— Work task —
Please provide the entries below again, word for word.

— Records for this task —

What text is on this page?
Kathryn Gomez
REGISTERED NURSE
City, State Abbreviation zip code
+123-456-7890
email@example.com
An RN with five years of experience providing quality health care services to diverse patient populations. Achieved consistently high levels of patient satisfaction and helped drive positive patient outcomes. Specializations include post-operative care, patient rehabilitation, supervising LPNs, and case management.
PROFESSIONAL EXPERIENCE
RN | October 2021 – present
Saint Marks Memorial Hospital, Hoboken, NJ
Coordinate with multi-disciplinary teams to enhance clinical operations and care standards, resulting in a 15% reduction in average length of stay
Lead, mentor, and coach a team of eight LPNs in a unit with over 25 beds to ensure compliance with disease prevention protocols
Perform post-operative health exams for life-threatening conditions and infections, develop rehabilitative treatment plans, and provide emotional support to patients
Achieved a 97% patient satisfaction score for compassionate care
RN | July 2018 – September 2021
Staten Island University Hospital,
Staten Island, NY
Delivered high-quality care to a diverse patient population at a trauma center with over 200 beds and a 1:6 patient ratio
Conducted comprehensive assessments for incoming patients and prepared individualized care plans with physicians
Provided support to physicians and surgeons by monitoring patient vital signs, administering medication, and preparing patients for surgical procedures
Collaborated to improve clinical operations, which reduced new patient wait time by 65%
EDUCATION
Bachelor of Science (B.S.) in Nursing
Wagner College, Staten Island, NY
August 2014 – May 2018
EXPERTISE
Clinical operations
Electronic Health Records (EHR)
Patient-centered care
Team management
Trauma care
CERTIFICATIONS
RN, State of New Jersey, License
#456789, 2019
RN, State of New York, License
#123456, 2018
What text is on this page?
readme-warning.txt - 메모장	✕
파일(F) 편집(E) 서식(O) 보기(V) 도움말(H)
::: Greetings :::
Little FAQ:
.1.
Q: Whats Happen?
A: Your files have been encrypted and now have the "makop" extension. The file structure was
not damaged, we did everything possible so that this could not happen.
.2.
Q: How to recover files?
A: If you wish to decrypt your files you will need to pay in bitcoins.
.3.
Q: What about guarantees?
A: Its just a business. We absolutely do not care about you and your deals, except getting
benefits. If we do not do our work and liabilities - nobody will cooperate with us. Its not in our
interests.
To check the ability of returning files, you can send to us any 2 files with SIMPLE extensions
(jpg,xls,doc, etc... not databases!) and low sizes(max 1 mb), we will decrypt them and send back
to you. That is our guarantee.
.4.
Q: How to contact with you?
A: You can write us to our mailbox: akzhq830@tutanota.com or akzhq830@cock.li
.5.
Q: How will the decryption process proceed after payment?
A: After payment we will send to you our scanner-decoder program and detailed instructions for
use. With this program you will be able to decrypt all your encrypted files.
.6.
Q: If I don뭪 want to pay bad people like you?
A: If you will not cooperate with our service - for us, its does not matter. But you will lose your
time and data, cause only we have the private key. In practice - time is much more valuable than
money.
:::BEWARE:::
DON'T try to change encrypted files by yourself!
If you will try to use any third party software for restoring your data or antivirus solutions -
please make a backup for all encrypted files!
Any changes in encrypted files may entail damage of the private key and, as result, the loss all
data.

— Reply —
What text is on this page?
Kathryn Gomez
REGISTERED NURSE
City, State Abbreviation zip code
+123-456-7890
email@example.com
An RN with five years of experience providing quality health care services to diverse patient populations. Achieved consistently high levels of patient satisfaction and helped drive positive patient outcomes. Specializations include post-operative care, patient rehabilitation, supervising LPNs, and case management.
PROFESSIONAL EXPERIENCE
RN | October 2021 – present
Saint Marks Memorial Hospital, Hoboken, NJ
Coordinate with multi-disciplinary teams to enhance clinical operations and care standards, resulting in a 15% reduction in average length of stay
Lead, mentor, and coach a team of eight LPNs in a unit with over 25 beds to ensure compliance with disease prevention protocols
Perform post-operative health exams for life-threatening conditions and infections, develop rehabilitative treatment plans, and provide emotional support to patients
Achieved a 97% patient satisfaction score for compassionate care
RN | July 2018 – September 2021
Staten Island University Hospital,
Staten Island, NY
Delivered high-quality care to a diverse patient population at a trauma center with over 200 beds and a 1:6 patient ratio
Conducted comprehensive assessments for incoming patients and prepared individualized care plans with physicians
Provided support to physicians and surgeons by monitoring patient vital signs, administering medication, and preparing patients for surgical procedures
Collaborated to improve clinical operations, which reduced new patient wait time by 65%
EDUCATION
Bachelor of Science (B.S.) in Nursing
Wagner College, Staten Island, NY
August 2014 – May 2018
EXPERTISE
Clinical operations
Electronic Health Records (EHR)
Patient-centered care
Team management
Trauma care
CERTIFICATIONS
RN, State of New Jersey, License
#456789, 2019
RN, State of New York, License
#123456, 2018
What text is on this page?
readme-warning.txt - 메모장	✕
파일(F) 편집(E) 서식(O) 보기(V) 도움말(H)
::: Greetings :::
Little FAQ:
.1.
Q: Whats Happen?
A: Your files have been encrypted and now have the "makop" extension. The file structure was
not damaged, we did everything possible so that this could not happen.
.2.
Q: How to recover files?
A: If you wish to decrypt your files you will need to pay in bitcoins.
.3.
Q: What about guarantees?
A: Its just a business. We absolutely do not care about you and your deals, except getting
benefits. If we do not do our work and liabilities - nobody will cooperate with us. Its not in our
interests.
To check the ability of returning files, you can send to us any 2 files with SIMPLE extensions
(jpg,xls,doc, etc... not databases!) and low sizes(max 1 mb), we will decrypt them and send back
to you. That is our guarantee.
.4.
Q: How to contact with you?
A: You can write us to our mailbox: akzhq830@tutanota.com or akzhq830@cock.li
.5.
Q: How will the decryption process proceed after payment?
A: After payment we will send to you our scanner-decoder program and detailed instructions for
use. With this program you will be able to decrypt all your encrypted files.
.6.
Q: If I don뭪 want to pay bad people like you?
A: If you will not cooperate with our service - for us, its does not matter. But you will lose your
time and data, cause only we have the private key. In practice - time is much more valuable than
money.
:::BEWARE:::
DON'T try to change encrypted files by yourself!
If you will try to use any third party software for restoring your data or antivirus solutions -
please make a backup for all encrypted files!
Any changes in encrypted files may entail damage of the private key and, as result, the loss all
data.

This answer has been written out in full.